ROWS:
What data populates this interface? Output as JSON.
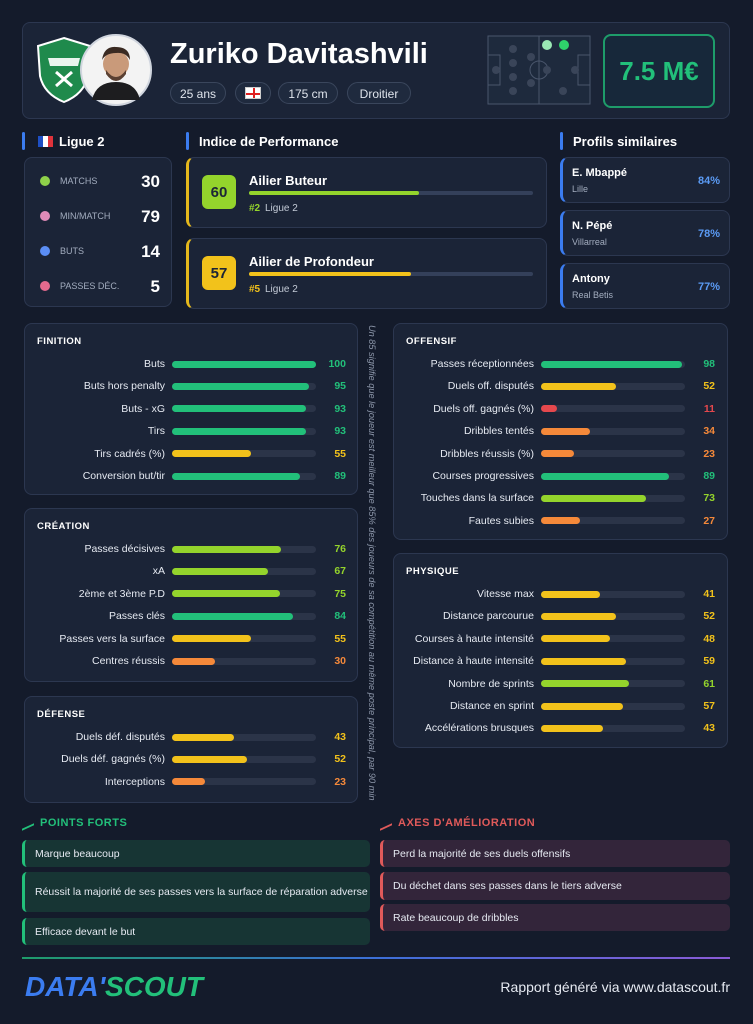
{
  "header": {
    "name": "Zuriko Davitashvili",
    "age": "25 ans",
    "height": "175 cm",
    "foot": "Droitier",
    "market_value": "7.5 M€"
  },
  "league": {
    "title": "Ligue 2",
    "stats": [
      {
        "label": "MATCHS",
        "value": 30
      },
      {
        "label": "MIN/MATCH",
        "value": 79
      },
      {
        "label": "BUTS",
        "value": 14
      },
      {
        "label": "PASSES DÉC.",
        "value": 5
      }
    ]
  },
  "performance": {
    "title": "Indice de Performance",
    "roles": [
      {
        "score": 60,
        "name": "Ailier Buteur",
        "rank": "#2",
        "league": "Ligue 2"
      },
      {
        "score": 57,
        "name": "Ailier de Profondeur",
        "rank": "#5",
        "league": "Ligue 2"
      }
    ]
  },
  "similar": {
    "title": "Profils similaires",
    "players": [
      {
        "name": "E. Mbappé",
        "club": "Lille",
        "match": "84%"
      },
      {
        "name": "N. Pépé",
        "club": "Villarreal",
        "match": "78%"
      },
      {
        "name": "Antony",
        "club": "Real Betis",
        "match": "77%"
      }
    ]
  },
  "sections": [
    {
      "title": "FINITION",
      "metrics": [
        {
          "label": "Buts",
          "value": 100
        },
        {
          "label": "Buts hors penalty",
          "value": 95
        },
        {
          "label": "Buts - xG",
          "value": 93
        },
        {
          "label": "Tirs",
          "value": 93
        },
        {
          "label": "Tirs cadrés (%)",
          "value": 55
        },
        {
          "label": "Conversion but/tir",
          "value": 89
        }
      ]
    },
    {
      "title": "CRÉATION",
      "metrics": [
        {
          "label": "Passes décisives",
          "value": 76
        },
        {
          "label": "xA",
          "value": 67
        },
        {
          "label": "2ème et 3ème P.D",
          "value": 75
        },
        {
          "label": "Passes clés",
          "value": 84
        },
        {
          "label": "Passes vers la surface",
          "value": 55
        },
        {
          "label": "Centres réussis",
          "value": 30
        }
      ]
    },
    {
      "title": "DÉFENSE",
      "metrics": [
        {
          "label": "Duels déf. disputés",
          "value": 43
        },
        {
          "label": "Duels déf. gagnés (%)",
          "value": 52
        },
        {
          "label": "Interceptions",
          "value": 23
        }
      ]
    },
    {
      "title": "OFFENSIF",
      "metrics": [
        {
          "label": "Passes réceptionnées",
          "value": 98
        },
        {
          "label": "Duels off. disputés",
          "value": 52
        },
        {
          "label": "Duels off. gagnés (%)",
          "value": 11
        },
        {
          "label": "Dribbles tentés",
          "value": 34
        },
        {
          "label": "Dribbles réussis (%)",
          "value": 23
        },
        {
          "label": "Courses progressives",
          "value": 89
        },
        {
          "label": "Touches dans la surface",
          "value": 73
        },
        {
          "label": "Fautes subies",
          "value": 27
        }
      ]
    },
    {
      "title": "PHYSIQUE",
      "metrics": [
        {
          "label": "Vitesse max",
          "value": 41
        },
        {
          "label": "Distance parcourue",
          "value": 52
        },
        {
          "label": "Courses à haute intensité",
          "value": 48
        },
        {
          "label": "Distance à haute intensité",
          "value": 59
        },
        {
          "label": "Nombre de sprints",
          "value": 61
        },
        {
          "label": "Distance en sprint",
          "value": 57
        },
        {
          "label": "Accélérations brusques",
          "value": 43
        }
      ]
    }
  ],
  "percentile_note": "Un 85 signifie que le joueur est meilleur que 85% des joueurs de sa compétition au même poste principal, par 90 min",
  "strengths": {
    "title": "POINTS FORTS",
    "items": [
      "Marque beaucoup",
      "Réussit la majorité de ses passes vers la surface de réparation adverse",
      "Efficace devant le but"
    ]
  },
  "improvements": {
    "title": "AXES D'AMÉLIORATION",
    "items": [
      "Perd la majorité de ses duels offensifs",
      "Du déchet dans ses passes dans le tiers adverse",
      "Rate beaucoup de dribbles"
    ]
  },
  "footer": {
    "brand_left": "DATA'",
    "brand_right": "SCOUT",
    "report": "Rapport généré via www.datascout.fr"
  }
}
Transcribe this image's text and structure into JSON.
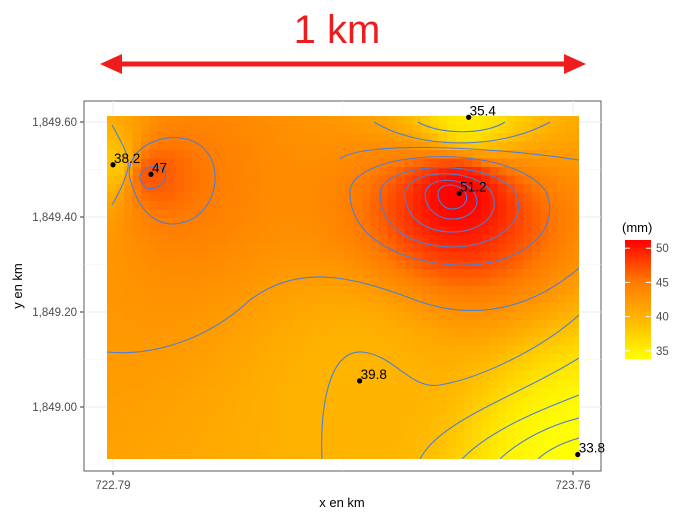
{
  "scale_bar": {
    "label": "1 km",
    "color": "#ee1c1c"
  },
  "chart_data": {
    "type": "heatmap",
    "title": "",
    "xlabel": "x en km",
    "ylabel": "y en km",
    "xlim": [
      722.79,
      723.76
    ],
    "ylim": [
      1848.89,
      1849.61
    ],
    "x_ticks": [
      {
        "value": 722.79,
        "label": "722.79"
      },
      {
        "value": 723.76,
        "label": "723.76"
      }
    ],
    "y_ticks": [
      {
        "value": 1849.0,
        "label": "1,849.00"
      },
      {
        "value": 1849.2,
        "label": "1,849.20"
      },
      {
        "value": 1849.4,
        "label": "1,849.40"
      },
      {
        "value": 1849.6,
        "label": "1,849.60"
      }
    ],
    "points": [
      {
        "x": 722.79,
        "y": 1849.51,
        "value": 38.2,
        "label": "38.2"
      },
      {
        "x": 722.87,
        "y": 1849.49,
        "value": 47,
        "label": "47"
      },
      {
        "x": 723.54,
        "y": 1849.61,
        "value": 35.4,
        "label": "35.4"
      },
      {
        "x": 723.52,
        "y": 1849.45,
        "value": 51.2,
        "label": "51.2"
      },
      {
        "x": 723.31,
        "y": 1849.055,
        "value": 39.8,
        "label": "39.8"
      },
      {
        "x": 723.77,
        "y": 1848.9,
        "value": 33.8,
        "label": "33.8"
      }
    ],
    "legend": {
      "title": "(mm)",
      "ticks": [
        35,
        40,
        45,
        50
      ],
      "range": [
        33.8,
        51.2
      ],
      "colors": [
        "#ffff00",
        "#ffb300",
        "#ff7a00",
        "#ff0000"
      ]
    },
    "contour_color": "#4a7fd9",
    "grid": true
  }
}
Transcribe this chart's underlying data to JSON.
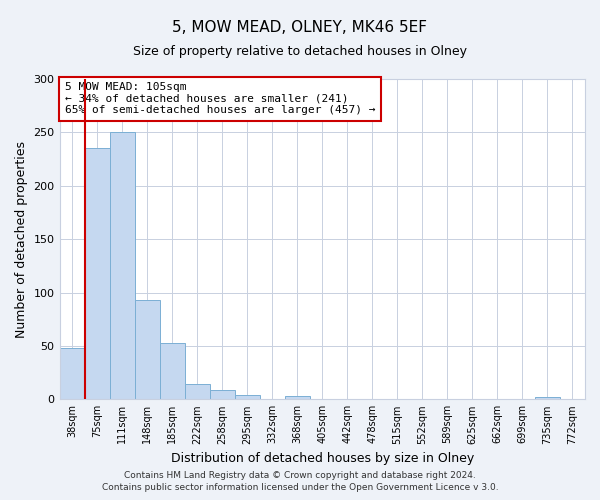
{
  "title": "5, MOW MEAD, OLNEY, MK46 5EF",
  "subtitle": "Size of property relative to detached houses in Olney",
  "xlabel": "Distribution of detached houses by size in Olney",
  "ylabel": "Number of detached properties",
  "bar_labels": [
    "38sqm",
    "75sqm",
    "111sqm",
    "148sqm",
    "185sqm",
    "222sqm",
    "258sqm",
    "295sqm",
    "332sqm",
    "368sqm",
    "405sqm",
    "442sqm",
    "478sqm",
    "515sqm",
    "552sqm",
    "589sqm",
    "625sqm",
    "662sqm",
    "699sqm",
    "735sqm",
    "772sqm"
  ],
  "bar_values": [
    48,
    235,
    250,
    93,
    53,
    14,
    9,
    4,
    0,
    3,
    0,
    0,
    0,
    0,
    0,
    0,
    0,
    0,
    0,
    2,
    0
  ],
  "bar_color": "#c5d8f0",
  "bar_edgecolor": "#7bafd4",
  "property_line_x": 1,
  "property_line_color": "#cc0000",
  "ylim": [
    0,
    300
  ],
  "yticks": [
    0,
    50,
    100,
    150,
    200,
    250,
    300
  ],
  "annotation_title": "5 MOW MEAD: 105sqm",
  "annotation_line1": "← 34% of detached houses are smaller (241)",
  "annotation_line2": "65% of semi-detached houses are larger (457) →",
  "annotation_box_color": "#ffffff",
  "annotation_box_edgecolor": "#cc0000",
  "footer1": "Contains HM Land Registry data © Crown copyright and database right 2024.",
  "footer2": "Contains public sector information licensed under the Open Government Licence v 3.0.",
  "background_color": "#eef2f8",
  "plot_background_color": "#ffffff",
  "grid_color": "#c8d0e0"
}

DIRECTION:
Go through the listing above and pull out each line containing the word "name".

REPLY:
    "name": "Zuriko Davitashvili",
        "name": "Ailier Buteur",
        "name": "Ailier de Profondeur",
        "name": "E. Mbappé",
        "name": "N. Pépé",
        "name": "Antony",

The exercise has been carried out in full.